- YOUR INSTRUCTIONS -
Copy every line that mentions the word "Competitive".

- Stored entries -
========================================

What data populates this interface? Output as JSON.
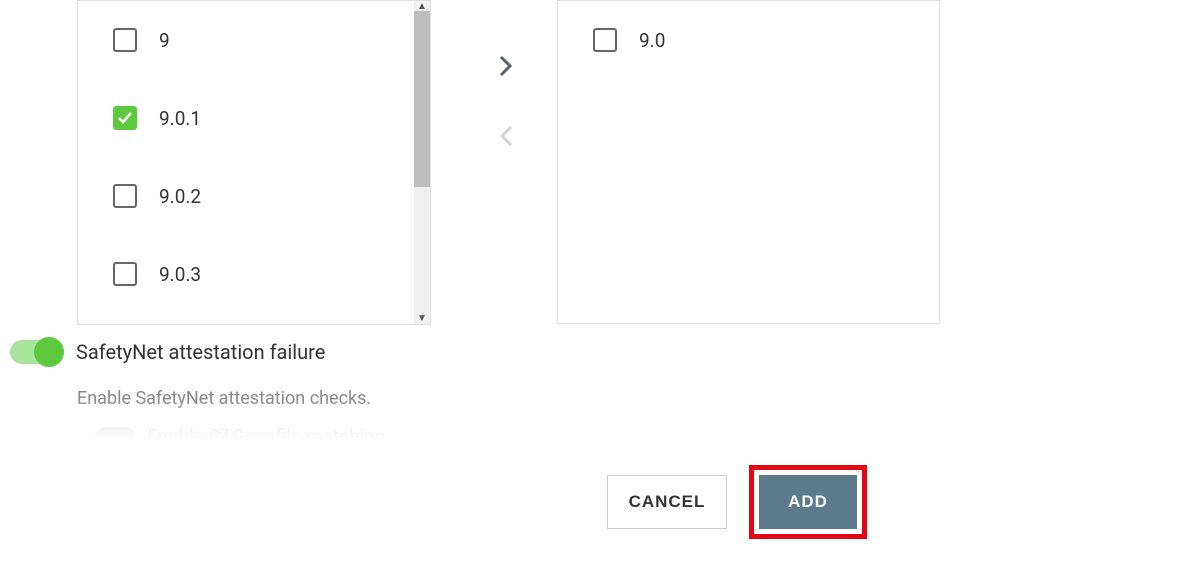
{
  "leftList": {
    "items": [
      {
        "label": "9",
        "checked": false
      },
      {
        "label": "9.0.1",
        "checked": true
      },
      {
        "label": "9.0.2",
        "checked": false
      },
      {
        "label": "9.0.3",
        "checked": false
      }
    ]
  },
  "rightList": {
    "items": [
      {
        "label": "9.0",
        "checked": false
      }
    ]
  },
  "safetynet": {
    "title": "SafetyNet attestation failure",
    "description": "Enable SafetyNet attestation checks.",
    "partial": "Enable CTS profile matching"
  },
  "buttons": {
    "cancel": "CANCEL",
    "add": "ADD"
  }
}
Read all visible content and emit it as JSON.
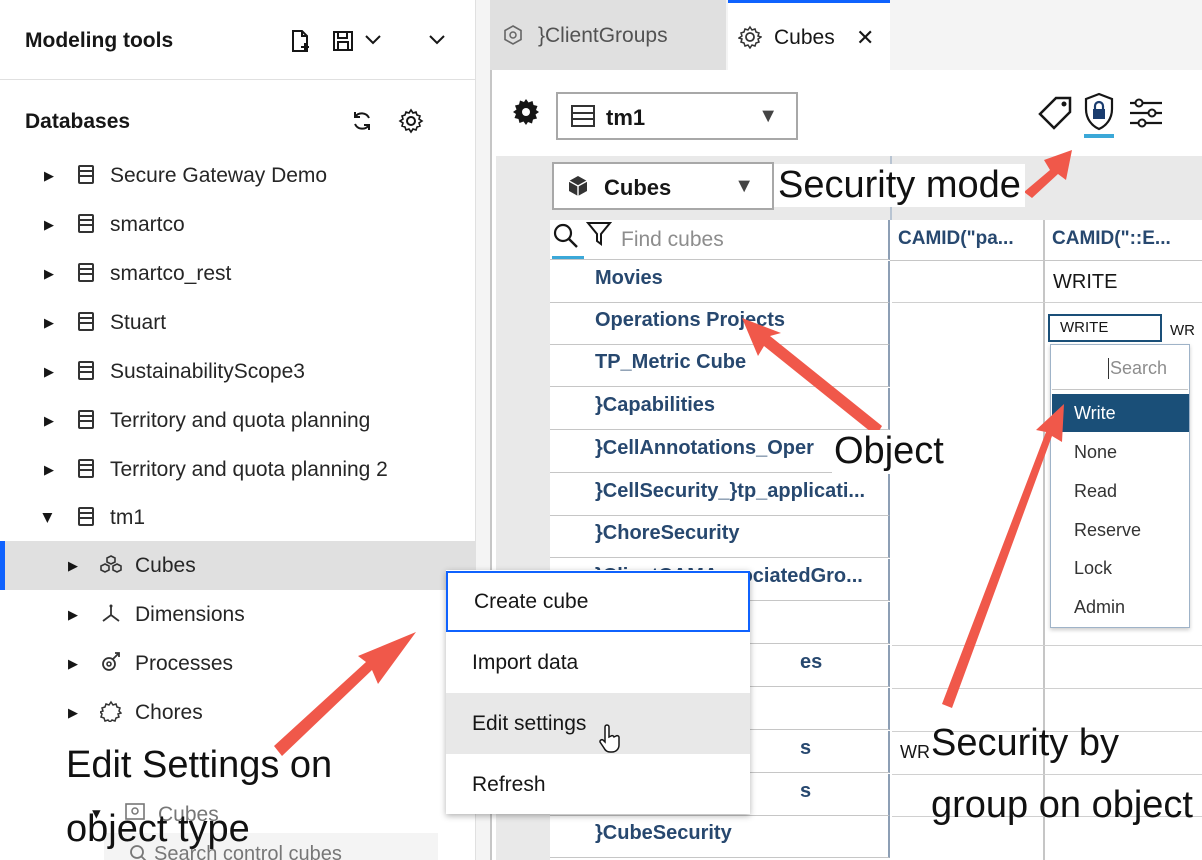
{
  "left_panel": {
    "title": "Modeling tools",
    "databases_title": "Databases",
    "databases": [
      {
        "label": "Secure Gateway Demo"
      },
      {
        "label": "smartco"
      },
      {
        "label": "smartco_rest"
      },
      {
        "label": "Stuart"
      },
      {
        "label": "SustainabilityScope3"
      },
      {
        "label": "Territory and quota planning"
      },
      {
        "label": "Territory and quota planning 2"
      },
      {
        "label": "tm1"
      }
    ],
    "tm1_children": [
      {
        "label": "Cubes",
        "icon": "cubes-icon"
      },
      {
        "label": "Dimensions",
        "icon": "dimensions-icon"
      },
      {
        "label": "Processes",
        "icon": "processes-icon"
      },
      {
        "label": "Chores",
        "icon": "chores-icon"
      }
    ],
    "control_cubes_label": "Cubes",
    "control_search_placeholder": "Search control cubes"
  },
  "tabs": [
    {
      "label": "}ClientGroups"
    },
    {
      "label": "Cubes",
      "closable": true
    }
  ],
  "toolbar": {
    "database_select": "tm1",
    "object_type_select": "Cubes",
    "find_placeholder": "Find cubes"
  },
  "grid": {
    "columns": [
      "CAMID(\"pa...",
      "CAMID(\"::E..."
    ],
    "rows": [
      {
        "name": "Movies",
        "col2": "WRITE"
      },
      {
        "name": "Operations Projects",
        "col2": "WRITE"
      },
      {
        "name": "TP_Metric Cube"
      },
      {
        "name": "}Capabilities"
      },
      {
        "name": "}CellAnnotations_Oper"
      },
      {
        "name": "}CellSecurity_}tp_applicati..."
      },
      {
        "name": "}ChoreSecurity"
      },
      {
        "name": "}ClientCAMAssociatedGro..."
      },
      {
        "name": ""
      },
      {
        "name": "es"
      },
      {
        "name": ""
      },
      {
        "name": "s",
        "col1": "WR"
      },
      {
        "name": "s"
      },
      {
        "name": "}CubeSecurity"
      }
    ],
    "partial_cell": "WR"
  },
  "security_dropdown": {
    "search_placeholder": "Search",
    "options": [
      "Write",
      "None",
      "Read",
      "Reserve",
      "Lock",
      "Admin"
    ],
    "selected": "Write"
  },
  "context_menu": {
    "items": [
      "Create cube",
      "Import data",
      "Edit settings",
      "Refresh"
    ]
  },
  "annotations": {
    "security_mode": "Security mode",
    "object": "Object",
    "edit_settings_line1": "Edit Settings on",
    "edit_settings_line2": "object type",
    "security_group_line1": "Security by",
    "security_group_line2": "group on object"
  },
  "colors": {
    "accent": "#0f62fe",
    "cube_link": "#27486f",
    "selected_option": "#1a4f78",
    "arrow": "#f0584a"
  }
}
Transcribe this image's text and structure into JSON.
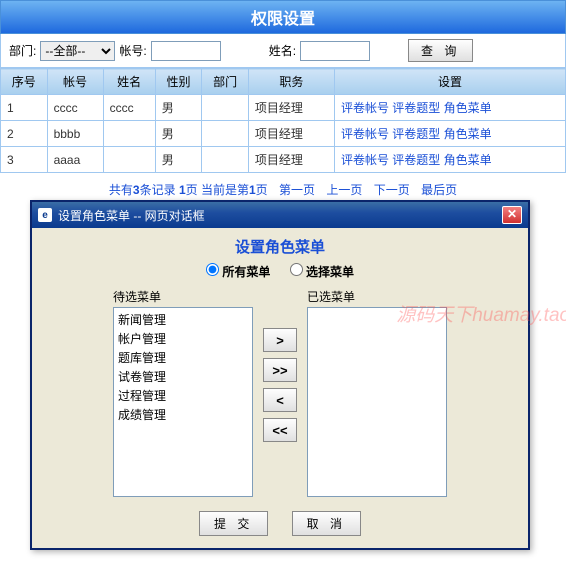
{
  "header": {
    "title": "权限设置"
  },
  "filters": {
    "dept_label": "部门:",
    "dept_value": "--全部--",
    "acct_label": "帐号:",
    "acct_value": "",
    "name_label": "姓名:",
    "name_value": "",
    "search_label": "查 询"
  },
  "table": {
    "columns": [
      "序号",
      "帐号",
      "姓名",
      "性别",
      "部门",
      "职务",
      "设置"
    ],
    "rows": [
      {
        "no": "1",
        "acct": "cccc",
        "name": "cccc",
        "gender": "男",
        "dept": "",
        "role": "项目经理"
      },
      {
        "no": "2",
        "acct": "bbbb",
        "name": "",
        "gender": "男",
        "dept": "",
        "role": "项目经理"
      },
      {
        "no": "3",
        "acct": "aaaa",
        "name": "",
        "gender": "男",
        "dept": "",
        "role": "项目经理"
      }
    ],
    "settings_links": [
      "评卷帐号",
      "评卷题型",
      "角色菜单"
    ]
  },
  "pagination": {
    "summary_prefix": "共有",
    "count": "3",
    "summary_mid": "条记录 ",
    "pages": "1",
    "summary_page_word": "页 当前是第",
    "current": "1",
    "summary_end": "页",
    "first": "第一页",
    "prev": "上一页",
    "next": "下一页",
    "last": "最后页"
  },
  "dialog": {
    "titlebar": "设置角色菜单 -- 网页对话框",
    "heading": "设置角色菜单",
    "radio_all": "所有菜单",
    "radio_select": "选择菜单",
    "left_label": "待选菜单",
    "right_label": "已选菜单",
    "left_items": [
      "新闻管理",
      "帐户管理",
      "题库管理",
      "试卷管理",
      "过程管理",
      "成绩管理"
    ],
    "right_items": [],
    "arrows": {
      "add": ">",
      "addAll": ">>",
      "remove": "<",
      "removeAll": "<<"
    },
    "submit": "提 交",
    "cancel": "取 消"
  },
  "watermark": "源码天下huamay.taoba.c"
}
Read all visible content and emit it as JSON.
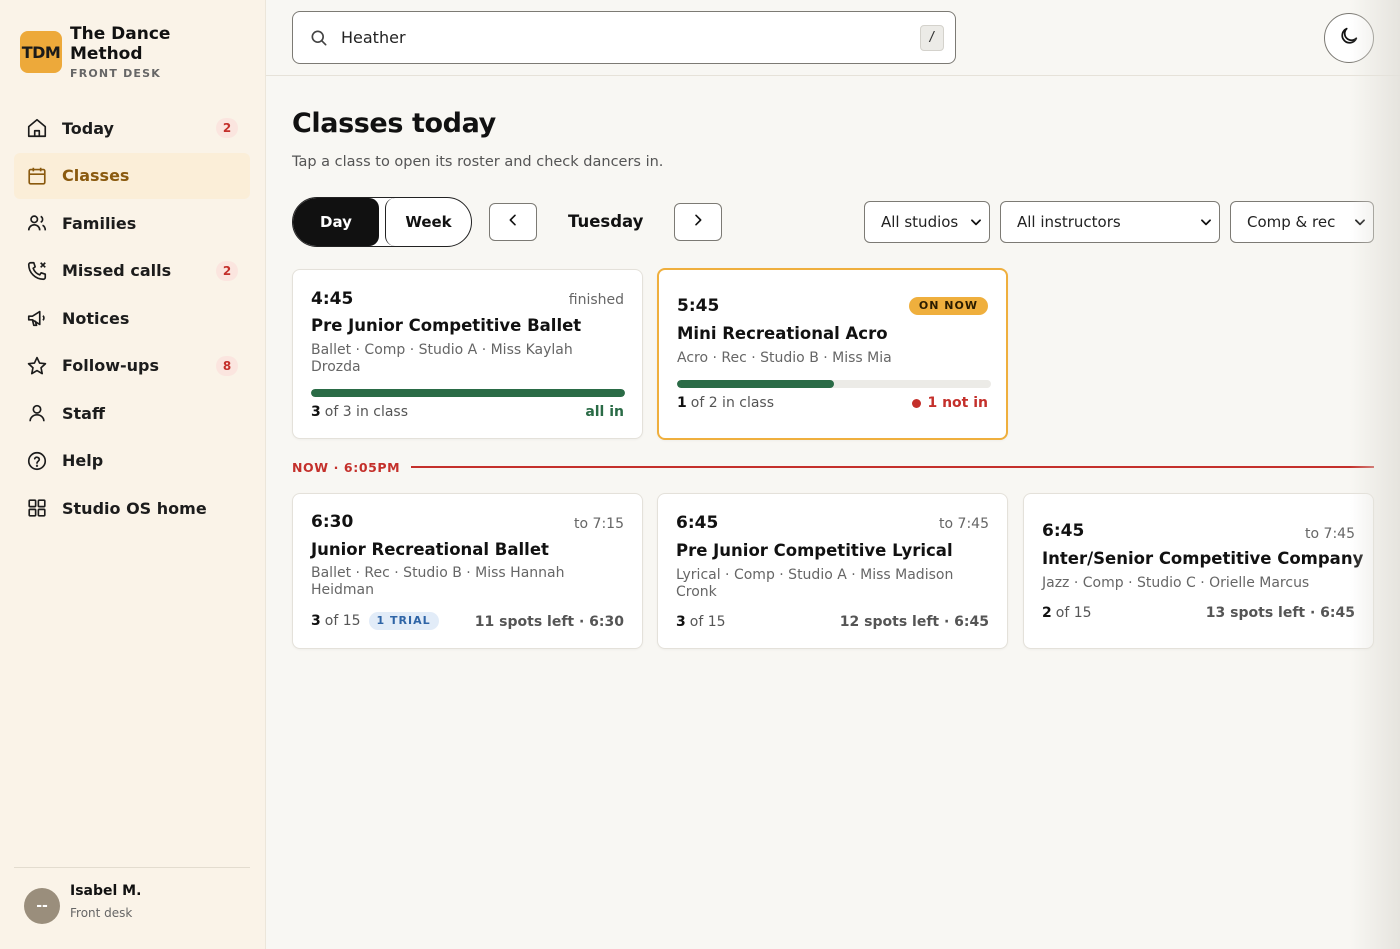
{
  "brand": {
    "logo": "TDM",
    "name": "The Dance Method",
    "sub": "FRONT DESK"
  },
  "nav": [
    {
      "label": "Today",
      "icon": "home-icon",
      "badge": "2"
    },
    {
      "label": "Classes",
      "icon": "calendar-icon",
      "active": true
    },
    {
      "label": "Families",
      "icon": "families-icon"
    },
    {
      "label": "Missed calls",
      "icon": "missed-call-icon",
      "badge": "2"
    },
    {
      "label": "Notices",
      "icon": "megaphone-icon"
    },
    {
      "label": "Follow-ups",
      "icon": "star-icon",
      "badge": "8"
    },
    {
      "label": "Staff",
      "icon": "person-icon"
    },
    {
      "label": "Help",
      "icon": "help-icon"
    },
    {
      "label": "Studio OS home",
      "icon": "grid-icon"
    }
  ],
  "user": {
    "initials": "--",
    "name": "Isabel M.",
    "role": "Front desk"
  },
  "search": {
    "value": "Heather",
    "shortcut": "/"
  },
  "page": {
    "title": "Classes today",
    "subtitle": "Tap a class to open its roster and check dancers in."
  },
  "view": {
    "day": "Day",
    "week": "Week",
    "selected": "Day",
    "current_day": "Tuesday"
  },
  "filters": {
    "studio": "All studios",
    "instructor": "All instructors",
    "level": "Comp & rec"
  },
  "now_marker": "NOW · 6:05PM",
  "classes_before": [
    {
      "time": "4:45",
      "status": "finished",
      "name": "Pre Junior Competitive Ballet",
      "details": "Ballet · Comp · Studio A · Miss Kaylah Drozda",
      "in_count": "3",
      "of_text": "of 3 in class",
      "progress": 1.0,
      "result": "all in"
    },
    {
      "time": "5:45",
      "status": "ON NOW",
      "name": "Mini Recreational Acro",
      "details": "Acro · Rec · Studio B · Miss Mia",
      "in_count": "1",
      "of_text": "of 2 in class",
      "progress": 0.5,
      "result": "1 not in"
    }
  ],
  "classes_after": [
    {
      "time": "6:30",
      "end": "to 7:15",
      "name": "Junior Recreational Ballet",
      "details": "Ballet · Rec · Studio B · Miss Hannah Heidman",
      "count": "3",
      "of_text": "of 15",
      "trial": "1 TRIAL",
      "spots": "11 spots left · 6:30"
    },
    {
      "time": "6:45",
      "end": "to 7:45",
      "name": "Pre Junior Competitive Lyrical",
      "details": "Lyrical · Comp · Studio A · Miss Madison Cronk",
      "count": "3",
      "of_text": "of 15",
      "spots": "12 spots left · 6:45"
    },
    {
      "time": "6:45",
      "end": "to 7:45",
      "name": "Inter/Senior Competitive Company",
      "details": "Jazz · Comp · Studio C · Orielle Marcus",
      "count": "2",
      "of_text": "of 15",
      "spots": "13 spots left · 6:45"
    }
  ],
  "colors": {
    "accent": "#efaf3d",
    "active_text": "#8a5a0f",
    "success": "#2a6b46",
    "danger": "#c4302b",
    "trial": "#2e64a6"
  }
}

========================================

- OUTPUT FOR THIS TASK -
      "name": "Pre Junior Competitive Ballet",
      "name": "Pre Junior Competitive Lyrical",
      "name": "Inter/Senior Competitive Company",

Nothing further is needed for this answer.